Copy the lines holding the word "color", all of them.

::::::::

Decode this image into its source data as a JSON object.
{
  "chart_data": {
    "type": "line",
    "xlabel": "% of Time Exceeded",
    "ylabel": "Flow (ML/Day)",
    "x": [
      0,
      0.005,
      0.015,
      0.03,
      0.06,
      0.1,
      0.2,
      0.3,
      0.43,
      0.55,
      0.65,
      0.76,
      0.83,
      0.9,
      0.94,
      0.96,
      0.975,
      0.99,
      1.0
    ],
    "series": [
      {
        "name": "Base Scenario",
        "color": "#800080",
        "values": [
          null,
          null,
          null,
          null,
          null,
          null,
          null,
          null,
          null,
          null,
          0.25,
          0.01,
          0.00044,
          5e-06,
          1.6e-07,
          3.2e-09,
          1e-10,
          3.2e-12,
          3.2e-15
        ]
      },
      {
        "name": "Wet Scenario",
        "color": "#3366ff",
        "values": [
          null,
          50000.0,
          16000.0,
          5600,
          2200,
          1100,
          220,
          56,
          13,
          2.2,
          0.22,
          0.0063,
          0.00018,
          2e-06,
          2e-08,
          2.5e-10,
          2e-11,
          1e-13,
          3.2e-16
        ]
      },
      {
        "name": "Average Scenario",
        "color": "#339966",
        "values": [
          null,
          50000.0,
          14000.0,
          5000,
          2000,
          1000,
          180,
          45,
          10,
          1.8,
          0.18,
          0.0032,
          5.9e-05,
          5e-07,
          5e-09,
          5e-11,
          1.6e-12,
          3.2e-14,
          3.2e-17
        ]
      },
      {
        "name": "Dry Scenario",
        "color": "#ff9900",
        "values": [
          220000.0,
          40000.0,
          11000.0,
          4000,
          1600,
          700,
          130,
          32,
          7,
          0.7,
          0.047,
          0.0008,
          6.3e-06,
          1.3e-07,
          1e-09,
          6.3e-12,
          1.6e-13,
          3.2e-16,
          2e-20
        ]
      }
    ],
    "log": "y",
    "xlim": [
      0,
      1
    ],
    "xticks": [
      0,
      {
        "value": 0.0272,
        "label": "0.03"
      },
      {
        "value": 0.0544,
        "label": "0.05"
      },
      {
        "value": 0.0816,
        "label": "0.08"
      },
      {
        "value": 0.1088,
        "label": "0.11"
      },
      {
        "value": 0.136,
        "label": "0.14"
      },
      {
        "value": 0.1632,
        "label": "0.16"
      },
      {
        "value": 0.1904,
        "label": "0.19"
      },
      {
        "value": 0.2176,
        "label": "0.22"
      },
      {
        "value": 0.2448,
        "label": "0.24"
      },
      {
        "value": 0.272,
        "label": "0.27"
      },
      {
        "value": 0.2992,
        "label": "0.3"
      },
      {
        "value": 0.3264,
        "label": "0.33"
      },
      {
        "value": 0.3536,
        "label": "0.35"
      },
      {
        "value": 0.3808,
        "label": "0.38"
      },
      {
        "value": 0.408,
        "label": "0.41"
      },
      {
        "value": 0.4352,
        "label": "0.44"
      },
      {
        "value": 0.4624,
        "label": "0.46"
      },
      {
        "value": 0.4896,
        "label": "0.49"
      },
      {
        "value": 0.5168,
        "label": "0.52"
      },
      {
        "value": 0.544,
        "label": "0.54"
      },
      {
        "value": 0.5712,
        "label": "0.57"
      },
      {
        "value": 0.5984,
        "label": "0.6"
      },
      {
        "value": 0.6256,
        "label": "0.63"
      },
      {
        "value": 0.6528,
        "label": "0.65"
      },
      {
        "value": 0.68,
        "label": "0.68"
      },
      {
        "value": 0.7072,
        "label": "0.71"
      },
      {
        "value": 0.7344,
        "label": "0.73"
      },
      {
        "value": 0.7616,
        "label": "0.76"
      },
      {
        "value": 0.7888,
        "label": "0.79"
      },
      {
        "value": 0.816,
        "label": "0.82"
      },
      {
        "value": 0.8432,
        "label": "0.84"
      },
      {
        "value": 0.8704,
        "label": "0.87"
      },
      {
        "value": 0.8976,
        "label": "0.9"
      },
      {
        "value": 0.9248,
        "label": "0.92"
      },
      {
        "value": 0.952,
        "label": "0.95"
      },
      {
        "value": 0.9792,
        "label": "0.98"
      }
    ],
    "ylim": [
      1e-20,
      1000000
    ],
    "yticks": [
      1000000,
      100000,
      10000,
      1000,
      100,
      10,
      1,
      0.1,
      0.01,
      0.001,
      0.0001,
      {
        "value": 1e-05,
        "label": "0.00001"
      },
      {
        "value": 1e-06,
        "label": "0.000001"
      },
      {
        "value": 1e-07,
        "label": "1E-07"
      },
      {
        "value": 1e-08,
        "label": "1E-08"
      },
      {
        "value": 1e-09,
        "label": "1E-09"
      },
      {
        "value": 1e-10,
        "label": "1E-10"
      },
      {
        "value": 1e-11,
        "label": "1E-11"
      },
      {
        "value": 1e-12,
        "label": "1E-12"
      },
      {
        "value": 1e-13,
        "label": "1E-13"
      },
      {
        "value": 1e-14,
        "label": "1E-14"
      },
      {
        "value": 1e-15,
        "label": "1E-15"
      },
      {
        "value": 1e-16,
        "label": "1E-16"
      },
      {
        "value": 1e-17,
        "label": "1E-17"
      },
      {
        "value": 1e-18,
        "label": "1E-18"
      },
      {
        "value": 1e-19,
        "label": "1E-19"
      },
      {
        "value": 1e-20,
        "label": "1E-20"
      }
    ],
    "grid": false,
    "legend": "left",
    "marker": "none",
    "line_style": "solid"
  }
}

::::::::

*SOLUTION:*
        "color": "#800080",
        "color": "#3366ff",
        "color": "#339966",
        "color": "#ff9900",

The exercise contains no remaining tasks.